### Short problem
Scan the data for "description" and copy the lines it appears in.

--------------------------------------------------

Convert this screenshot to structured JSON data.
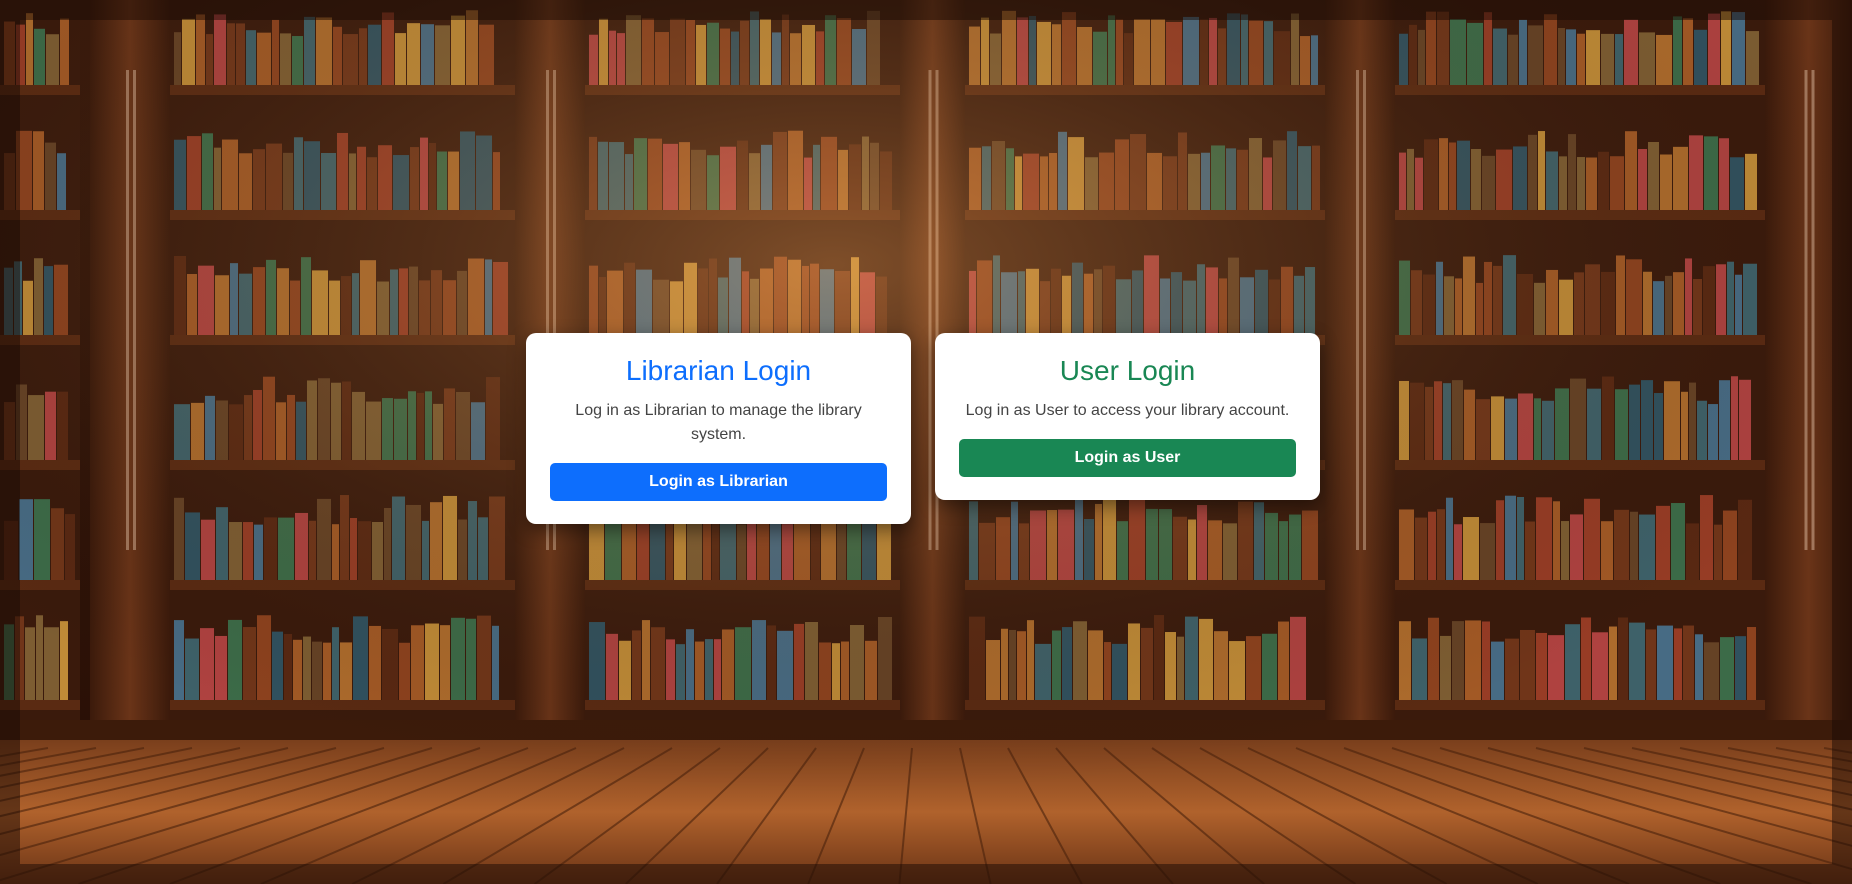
{
  "librarian_card": {
    "title": "Librarian Login",
    "description": "Log in as Librarian to manage the library system.",
    "button_label": "Login as Librarian",
    "accent": "#0d6efd"
  },
  "user_card": {
    "title": "User Login",
    "description": "Log in as User to access your library account.",
    "button_label": "Login as User",
    "accent": "#198754"
  },
  "background": {
    "subject": "wooden library bookshelves with wooden floor"
  }
}
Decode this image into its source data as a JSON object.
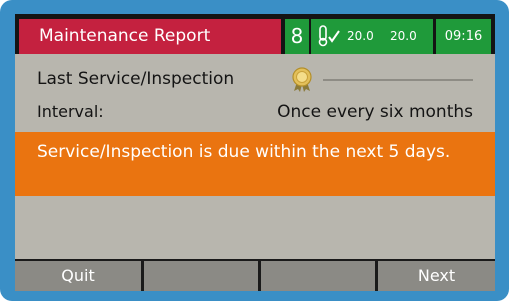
{
  "header": {
    "title": "Maintenance Report",
    "user_icon": "user-level-icon",
    "user_level": "8",
    "thermometer_icon": "thermometer-check-icon",
    "temp_1": "20.0",
    "temp_2": "20.0",
    "time": "09:16",
    "title_color": "#c4213f",
    "status_color": "#1f9a3a"
  },
  "content": {
    "last_service_label": "Last Service/Inspection",
    "badge_icon": "award-badge-icon",
    "interval_label": "Interval:",
    "interval_value": "Once every six months"
  },
  "alert": {
    "message": "Service/Inspection is due within the next 5 days.",
    "color": "#ea7410"
  },
  "softkeys": {
    "key1": "Quit",
    "key2": "",
    "key3": "",
    "key4": "Next"
  }
}
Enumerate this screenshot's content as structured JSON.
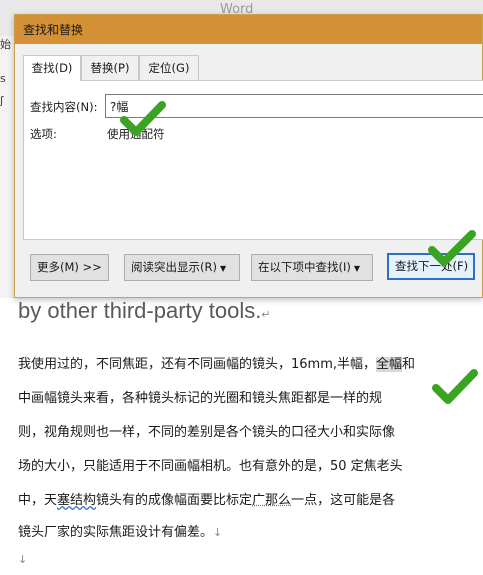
{
  "word": {
    "ghost_title": "Word",
    "left_strip": [
      "始",
      "s",
      "ʃ"
    ]
  },
  "dialog": {
    "title": "查找和替换",
    "tabs": [
      {
        "label": "查找(D)",
        "active": true
      },
      {
        "label": "替换(P)",
        "active": false
      },
      {
        "label": "定位(G)",
        "active": false
      }
    ],
    "find_label": "查找内容(N):",
    "find_value": "?幅",
    "options_label": "选项:",
    "options_value": "使用通配符",
    "buttons": {
      "more": "更多(M) >>",
      "reading_highlight": "阅读突出显示(R)",
      "find_in": "在以下项中查找(I)",
      "find_next": "查找下一处(F)"
    }
  },
  "document": {
    "english_line": "by other third-party tools.",
    "para_mark": "↵",
    "lines": [
      {
        "segments": [
          {
            "text": "我使用过的，不同焦距，还有不同画幅的镜头，16mm,半幅，",
            "style": ""
          },
          {
            "text": "全幅",
            "style": "hl"
          },
          {
            "text": "和",
            "style": ""
          }
        ]
      },
      {
        "segments": [
          {
            "text": "中画幅镜头来看，各种镜头标记的光圈和镜头焦距都是一样的规",
            "style": ""
          }
        ]
      },
      {
        "segments": [
          {
            "text": "则，视角规则也一样，不同的差别是各个镜头的口径大小和实际像",
            "style": ""
          }
        ]
      },
      {
        "segments": [
          {
            "text": "场的大小，只能适用于不同画幅相机。也有意外的是，50 定焦老头",
            "style": ""
          }
        ]
      },
      {
        "segments": [
          {
            "text": "中，天",
            "style": ""
          },
          {
            "text": "塞结构",
            "style": "wavy"
          },
          {
            "text": "镜头有的成像幅面要比标定",
            "style": ""
          },
          {
            "text": "广那么",
            "style": "dotted"
          },
          {
            "text": "一点，这可能是各",
            "style": ""
          }
        ]
      },
      {
        "segments": [
          {
            "text": "镜头厂家的实际焦距设计有偏差。",
            "style": ""
          },
          {
            "text": "↓",
            "style": "mark"
          }
        ]
      }
    ],
    "end_mark": "↓"
  },
  "annotations": {
    "check_icon_color": "#3aa321"
  }
}
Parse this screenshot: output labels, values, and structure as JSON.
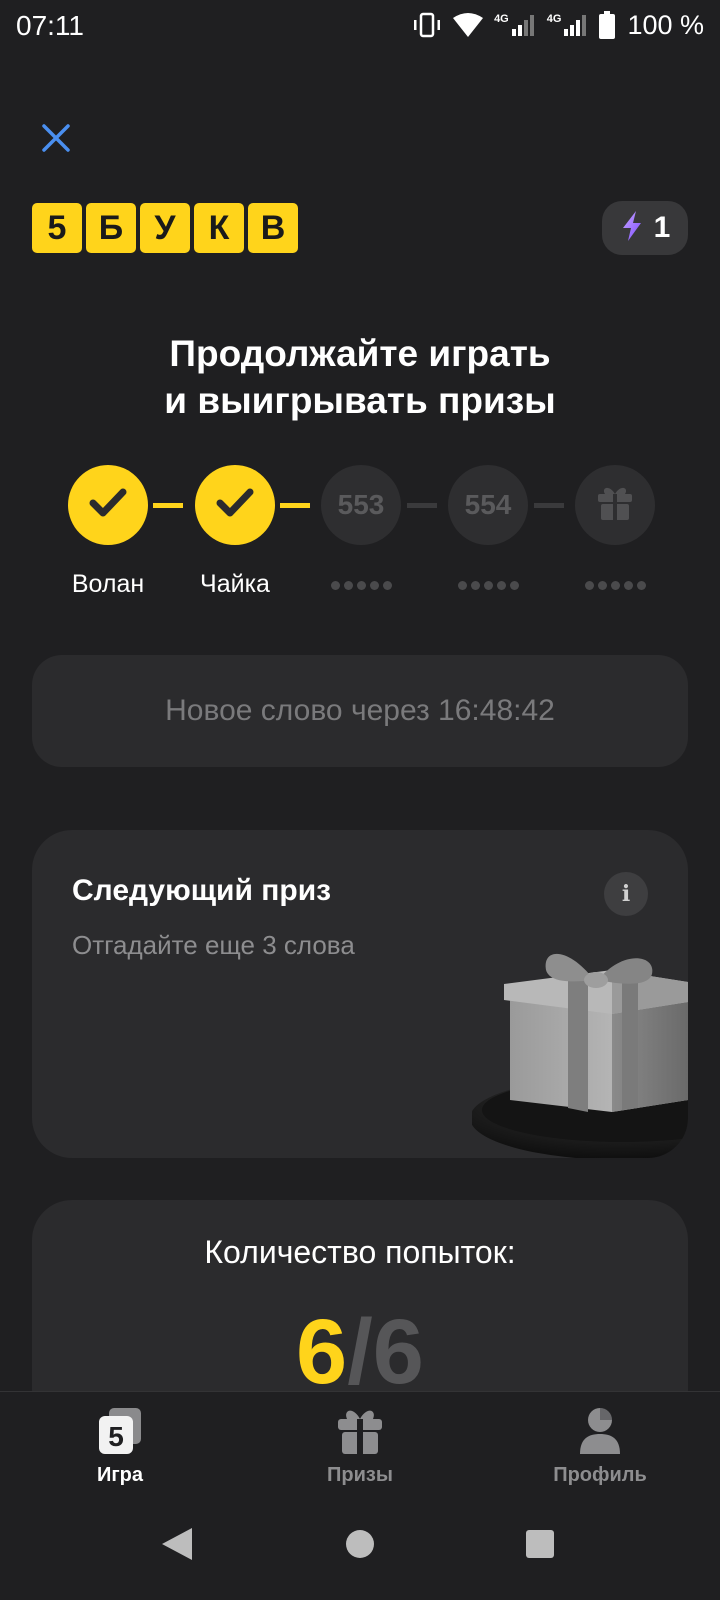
{
  "status_bar": {
    "time": "07:11",
    "network_1": "4G",
    "network_2": "4G",
    "battery": "100 %"
  },
  "header": {
    "logo_letters": [
      "5",
      "Б",
      "У",
      "К",
      "В"
    ],
    "energy_count": "1"
  },
  "headline": {
    "line1": "Продолжайте играть",
    "line2": "и выигрывать призы"
  },
  "progress": {
    "steps": [
      {
        "state": "done",
        "label": "Волан"
      },
      {
        "state": "done",
        "label": "Чайка"
      },
      {
        "state": "todo",
        "number": "553"
      },
      {
        "state": "todo",
        "number": "554"
      },
      {
        "state": "gift",
        "icon": "gift-icon"
      }
    ]
  },
  "timer": {
    "text": "Новое слово через 16:48:42"
  },
  "prize": {
    "title": "Следующий приз",
    "subtitle": "Отгадайте еще 3 слова",
    "info_label": "i"
  },
  "attempts": {
    "title": "Количество попыток:",
    "left": "6",
    "separator": "/",
    "total": "6"
  },
  "bottom_nav": {
    "items": [
      {
        "label": "Игра",
        "icon": "game-icon",
        "active": true
      },
      {
        "label": "Призы",
        "icon": "gift-icon",
        "active": false
      },
      {
        "label": "Профиль",
        "icon": "profile-icon",
        "active": false
      }
    ]
  },
  "colors": {
    "accent": "#ffd41b",
    "background": "#1f1f21",
    "card": "#2b2b2d",
    "muted_text": "#8d8d8f"
  }
}
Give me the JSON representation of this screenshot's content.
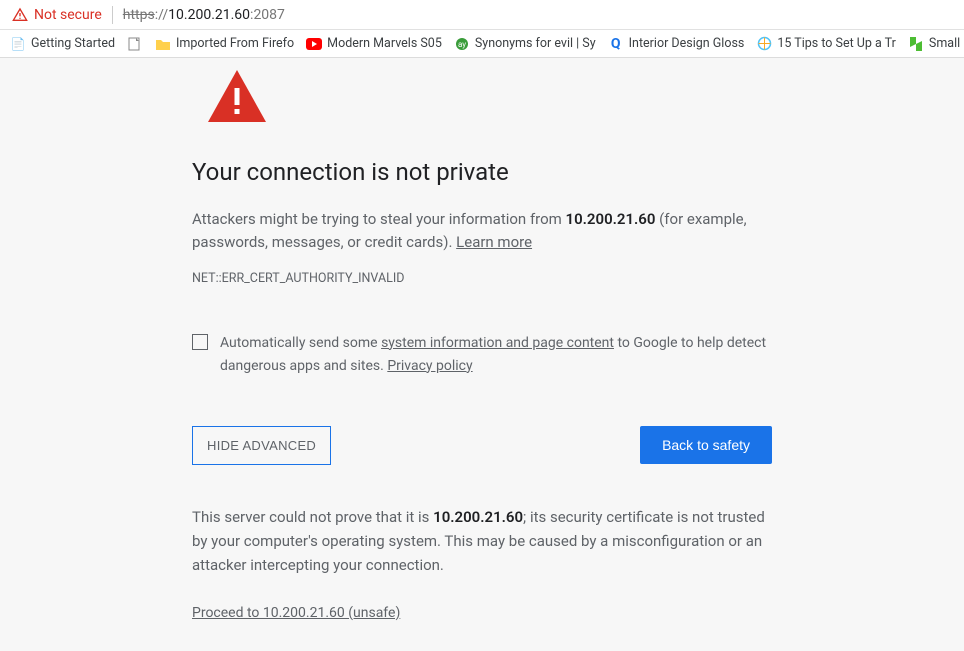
{
  "address": {
    "security_label": "Not secure",
    "protocol_struck": "https",
    "punct1": "://",
    "host": "10.200.21.60",
    "port": ":2087"
  },
  "bookmarks": [
    {
      "label": "Getting Started",
      "icon": "page"
    },
    {
      "label": "",
      "icon": "page-blank"
    },
    {
      "label": "Imported From Firefo",
      "icon": "folder"
    },
    {
      "label": "Modern Marvels S05",
      "icon": "youtube"
    },
    {
      "label": "Synonyms for evil | Sy",
      "icon": "green-dot"
    },
    {
      "label": "Interior Design Gloss",
      "icon": "q"
    },
    {
      "label": "15 Tips to Set Up a Tr",
      "icon": "globe"
    },
    {
      "label": "Small Bathro",
      "icon": "houzz"
    }
  ],
  "page": {
    "heading": "Your connection is not private",
    "body_pre": "Attackers might be trying to steal your information from ",
    "body_host": "10.200.21.60",
    "body_post": " (for example, passwords, messages, or credit cards). ",
    "learn_more": "Learn more",
    "error_code": "NET::ERR_CERT_AUTHORITY_INVALID",
    "report_pre": "Automatically send some ",
    "report_link1": "system information and page content",
    "report_mid": " to Google to help detect dangerous apps and sites. ",
    "report_link2": "Privacy policy",
    "hide_advanced": "HIDE ADVANCED",
    "back_to_safety": "Back to safety",
    "adv_pre": "This server could not prove that it is ",
    "adv_host": "10.200.21.60",
    "adv_post": "; its security certificate is not trusted by your computer's operating system. This may be caused by a misconfiguration or an attacker intercepting your connection.",
    "proceed": "Proceed to 10.200.21.60 (unsafe)"
  }
}
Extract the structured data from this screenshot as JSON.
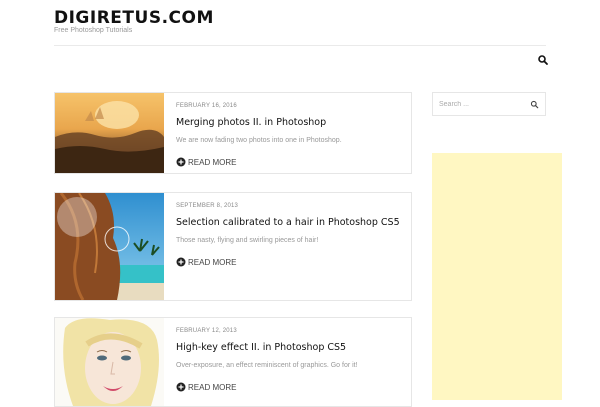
{
  "site": {
    "title": "DIGIRETUS.COM",
    "tagline": "Free Photoshop Tutorials"
  },
  "nav": {
    "search_icon": "search-icon"
  },
  "posts": [
    {
      "date": "FEBRUARY 16, 2016",
      "title": "Merging photos II. in Photoshop",
      "excerpt": "We are now fading two photos into one in Photoshop.",
      "read_more": "READ MORE",
      "image": "misty-sunrise-landscape-photo"
    },
    {
      "date": "SEPTEMBER 8, 2013",
      "title": "Selection calibrated to a hair in Photoshop CS5",
      "excerpt": "Those nasty, flying and swirling pieces of hair!",
      "read_more": "READ MORE",
      "image": "woman-hair-beach-photo"
    },
    {
      "date": "FEBRUARY 12, 2013",
      "title": "High-key effect II. in Photoshop CS5",
      "excerpt": "Over-exposure, an effect reminiscent of graphics. Go for it!",
      "read_more": "READ MORE",
      "image": "high-key-portrait-photo"
    }
  ],
  "sidebar": {
    "search_placeholder": "Search ...",
    "search_icon": "search-icon",
    "ad_color": "#fff7c2"
  },
  "colors": {
    "text": "#111111",
    "muted": "#999999",
    "border": "#e6e6e6",
    "ad_background": "#fff7c2"
  }
}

--------------------------------------------------

### The answer
    "description": "Log in as Librarian to manage the library system.",
    "description": "Log in as User to access your library account.",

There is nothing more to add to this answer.